======== RECORD EXTRACTS ========

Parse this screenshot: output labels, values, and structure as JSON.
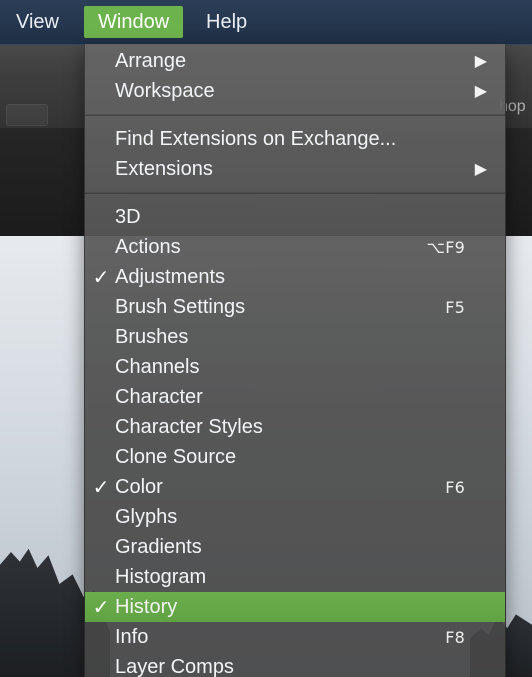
{
  "menubar": {
    "items": [
      {
        "label": "View"
      },
      {
        "label": "Window"
      },
      {
        "label": "Help"
      }
    ]
  },
  "background": {
    "doc_tab_fragment": "hop"
  },
  "window_menu": {
    "rows": [
      {
        "label": "Arrange",
        "shortcut": "",
        "submenu": "▶",
        "check": ""
      },
      {
        "label": "Workspace",
        "shortcut": "",
        "submenu": "▶",
        "check": ""
      },
      {
        "label": "Find Extensions on Exchange...",
        "shortcut": "",
        "submenu": "",
        "check": ""
      },
      {
        "label": "Extensions",
        "shortcut": "",
        "submenu": "▶",
        "check": ""
      },
      {
        "label": "3D",
        "shortcut": "",
        "submenu": "",
        "check": ""
      },
      {
        "label": "Actions",
        "shortcut": "⌥F9",
        "submenu": "",
        "check": ""
      },
      {
        "label": "Adjustments",
        "shortcut": "",
        "submenu": "",
        "check": "✓"
      },
      {
        "label": "Brush Settings",
        "shortcut": "F5",
        "submenu": "",
        "check": ""
      },
      {
        "label": "Brushes",
        "shortcut": "",
        "submenu": "",
        "check": ""
      },
      {
        "label": "Channels",
        "shortcut": "",
        "submenu": "",
        "check": ""
      },
      {
        "label": "Character",
        "shortcut": "",
        "submenu": "",
        "check": ""
      },
      {
        "label": "Character Styles",
        "shortcut": "",
        "submenu": "",
        "check": ""
      },
      {
        "label": "Clone Source",
        "shortcut": "",
        "submenu": "",
        "check": ""
      },
      {
        "label": "Color",
        "shortcut": "F6",
        "submenu": "",
        "check": "✓"
      },
      {
        "label": "Glyphs",
        "shortcut": "",
        "submenu": "",
        "check": ""
      },
      {
        "label": "Gradients",
        "shortcut": "",
        "submenu": "",
        "check": ""
      },
      {
        "label": "Histogram",
        "shortcut": "",
        "submenu": "",
        "check": ""
      },
      {
        "label": "History",
        "shortcut": "",
        "submenu": "",
        "check": "✓",
        "highlighted": true
      },
      {
        "label": "Info",
        "shortcut": "F8",
        "submenu": "",
        "check": ""
      },
      {
        "label": "Layer Comps",
        "shortcut": "",
        "submenu": "",
        "check": ""
      }
    ]
  },
  "colors": {
    "accent_green": "#6db34d",
    "menubar_blue": "#2c3f58"
  }
}
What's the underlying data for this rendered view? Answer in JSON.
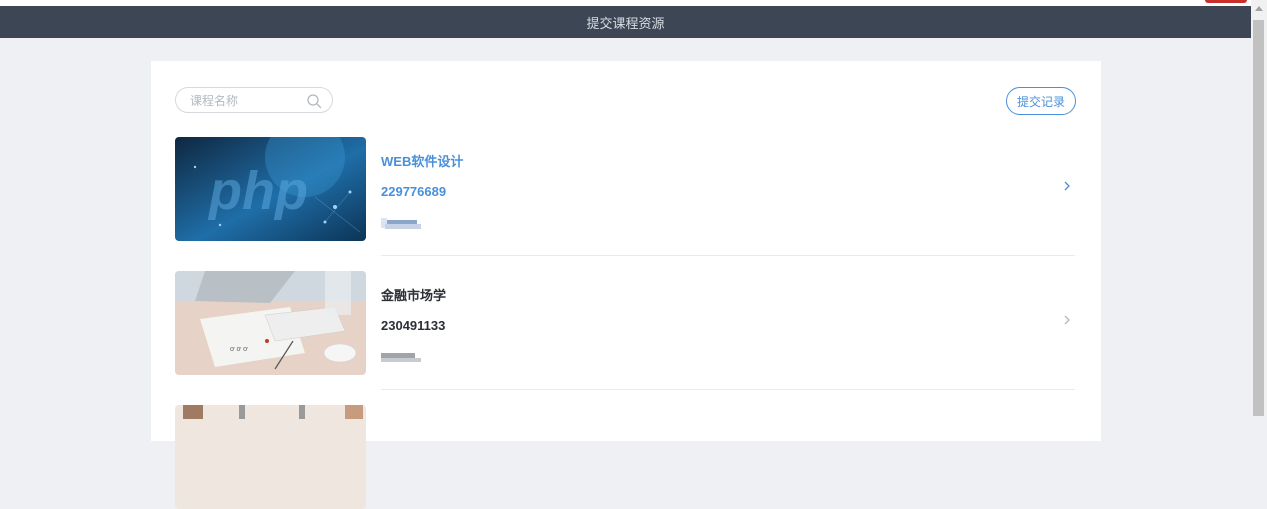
{
  "header": {
    "title": "提交课程资源"
  },
  "search": {
    "placeholder": "课程名称"
  },
  "record_button": {
    "label": "提交记录"
  },
  "courses": [
    {
      "name": "WEB软件设计",
      "code": "229776689",
      "thumbnail": "php-banner",
      "active": true
    },
    {
      "name": "金融市场学",
      "code": "230491133",
      "thumbnail": "desk-keyboard-photo",
      "active": false
    }
  ],
  "colors": {
    "titlebar": "#3c4654",
    "accent": "#4a90d9",
    "background": "#eef0f4"
  },
  "icons": {
    "search": "search-icon",
    "row_arrow": "chevron-right-icon"
  }
}
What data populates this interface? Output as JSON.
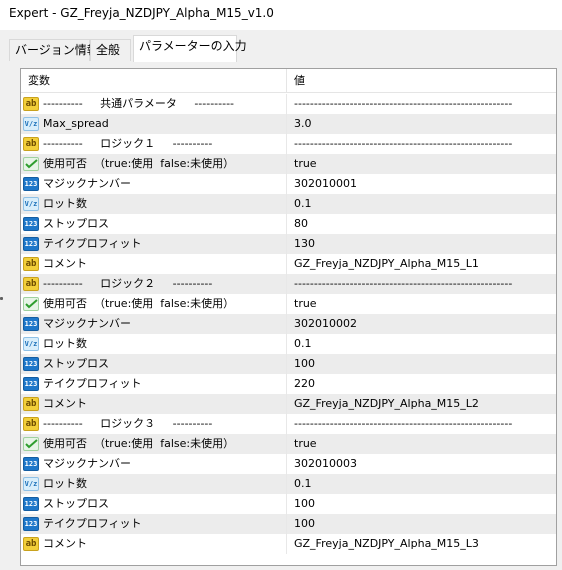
{
  "window": {
    "title": "Expert - GZ_Freyja_NZDJPY_Alpha_M15_v1.0"
  },
  "tabs": [
    {
      "label": "バージョン情報",
      "active": false
    },
    {
      "label": "全般",
      "active": false
    },
    {
      "label": "パラメーターの入力",
      "active": true
    }
  ],
  "grid": {
    "columns": [
      "変数",
      "値"
    ],
    "rows": [
      {
        "icon": "ab",
        "name": "----------     共通パラメータ     ----------",
        "value": "-------------------------------------------------------"
      },
      {
        "icon": "vf",
        "name": "Max_spread",
        "value": "3.0"
      },
      {
        "icon": "ab",
        "name": "----------     ロジック１     ----------",
        "value": "-------------------------------------------------------"
      },
      {
        "icon": "bool",
        "name": "使用可否  （true:使用  false:未使用）",
        "value": "true"
      },
      {
        "icon": "n123",
        "name": "マジックナンバー",
        "value": "302010001"
      },
      {
        "icon": "vf",
        "name": "ロット数",
        "value": "0.1"
      },
      {
        "icon": "n123",
        "name": "ストップロス",
        "value": "80"
      },
      {
        "icon": "n123",
        "name": "テイクプロフィット",
        "value": "130"
      },
      {
        "icon": "ab",
        "name": "コメント",
        "value": "GZ_Freyja_NZDJPY_Alpha_M15_L1"
      },
      {
        "icon": "ab",
        "name": "----------     ロジック２     ----------",
        "value": "-------------------------------------------------------"
      },
      {
        "icon": "bool",
        "name": "使用可否  （true:使用  false:未使用）",
        "value": "true"
      },
      {
        "icon": "n123",
        "name": "マジックナンバー",
        "value": "302010002"
      },
      {
        "icon": "vf",
        "name": "ロット数",
        "value": "0.1"
      },
      {
        "icon": "n123",
        "name": "ストップロス",
        "value": "100"
      },
      {
        "icon": "n123",
        "name": "テイクプロフィット",
        "value": "220"
      },
      {
        "icon": "ab",
        "name": "コメント",
        "value": "GZ_Freyja_NZDJPY_Alpha_M15_L2"
      },
      {
        "icon": "ab",
        "name": "----------     ロジック３     ----------",
        "value": "-------------------------------------------------------"
      },
      {
        "icon": "bool",
        "name": "使用可否  （true:使用  false:未使用）",
        "value": "true"
      },
      {
        "icon": "n123",
        "name": "マジックナンバー",
        "value": "302010003"
      },
      {
        "icon": "vf",
        "name": "ロット数",
        "value": "0.1"
      },
      {
        "icon": "n123",
        "name": "ストップロス",
        "value": "100"
      },
      {
        "icon": "n123",
        "name": "テイクプロフィット",
        "value": "100"
      },
      {
        "icon": "ab",
        "name": "コメント",
        "value": "GZ_Freyja_NZDJPY_Alpha_M15_L3"
      }
    ]
  },
  "icon_glyphs": {
    "ab": "ab",
    "vf": "V/z",
    "n123": "123"
  },
  "colors": {
    "alt_row": "#ececec",
    "string_icon": "#f2cf3a",
    "int_icon": "#1e77c9",
    "double_icon": "#d8eefb",
    "bool_icon_check": "#2e9e2e"
  }
}
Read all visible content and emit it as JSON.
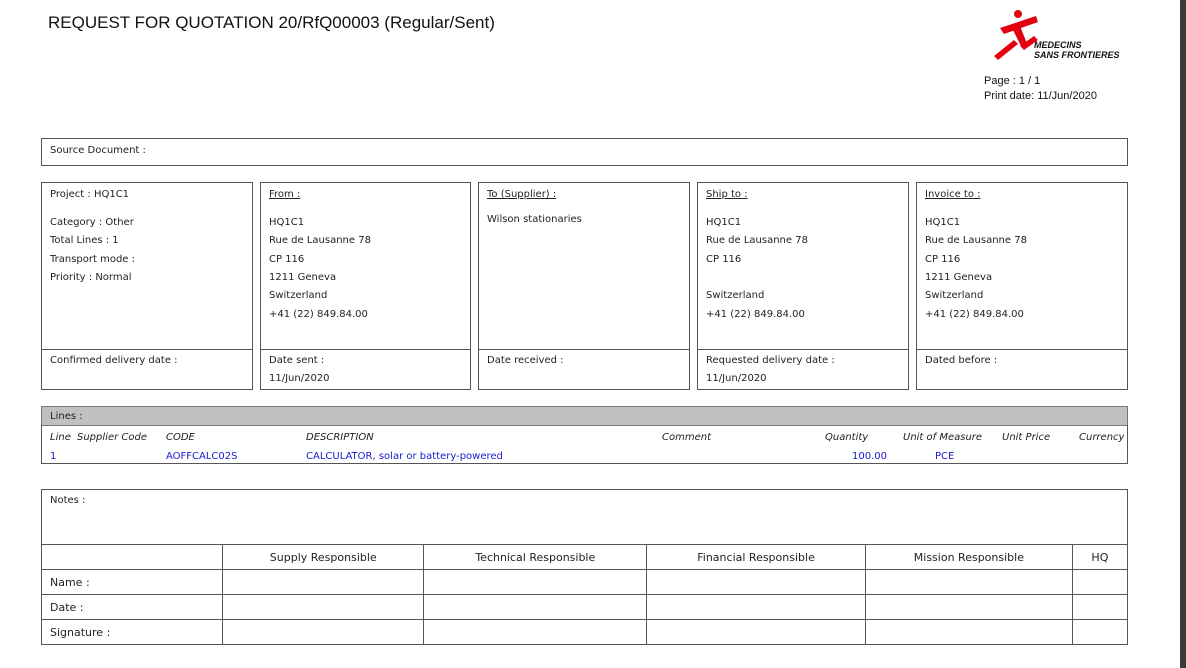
{
  "title": "REQUEST FOR QUOTATION 20/RfQ00003 (Regular/Sent)",
  "logo": {
    "line1": "MEDECINS",
    "line2": "SANS FRONTIERES",
    "color": "#e3000f"
  },
  "page": "Page : 1  / 1",
  "print_date": "Print date: 11/Jun/2020",
  "source_document": "Source Document :",
  "project": {
    "project": "Project : HQ1C1",
    "category": "Category : Other",
    "total_lines": "Total Lines : 1",
    "transport": "Transport mode :",
    "priority": "Priority : Normal",
    "footer": "Confirmed delivery date :"
  },
  "from": {
    "label": "From :",
    "lines": [
      "HQ1C1",
      "Rue de Lausanne 78",
      "CP 116",
      "1211 Geneva",
      "Switzerland",
      "+41 (22) 849.84.00"
    ],
    "footer": "Date sent :",
    "footer_value": "11/Jun/2020"
  },
  "to": {
    "label": "To (Supplier) :",
    "lines": [
      "Wilson stationaries"
    ],
    "footer": "Date received :"
  },
  "ship": {
    "label": "Ship to :",
    "lines": [
      "HQ1C1",
      "Rue de Lausanne 78",
      "CP 116",
      "",
      "Switzerland",
      "+41 (22) 849.84.00"
    ],
    "footer": "Requested delivery date :",
    "footer_value": "11/Jun/2020"
  },
  "invoice": {
    "label": "Invoice to :",
    "lines": [
      "HQ1C1",
      "Rue de Lausanne 78",
      "CP 116",
      "1211 Geneva",
      "Switzerland",
      "+41 (22) 849.84.00"
    ],
    "footer": "Dated before :"
  },
  "lines": {
    "label": "Lines :",
    "headers": [
      "Line",
      "Supplier Code",
      "CODE",
      "DESCRIPTION",
      "Comment",
      "Quantity",
      "Unit of Measure",
      "Unit Price",
      "Currency"
    ],
    "rows": [
      {
        "line": "1",
        "code": "AOFFCALC02S",
        "description": "CALCULATOR, solar or battery-powered",
        "quantity": "100.00",
        "uom": "PCE"
      }
    ]
  },
  "notes": "Notes :",
  "signatures": {
    "columns": [
      "Supply Responsible",
      "Technical Responsible",
      "Financial Responsible",
      "Mission Responsible",
      "HQ"
    ],
    "rows": [
      "Name :",
      "Date :",
      "Signature :"
    ]
  }
}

========

Copy out each line in the preceding records that contains "Responsible".

- [EXERCISE RESULT]:
      "Supply Responsible",
      "Technical Responsible",
      "Financial Responsible",
      "Mission Responsible",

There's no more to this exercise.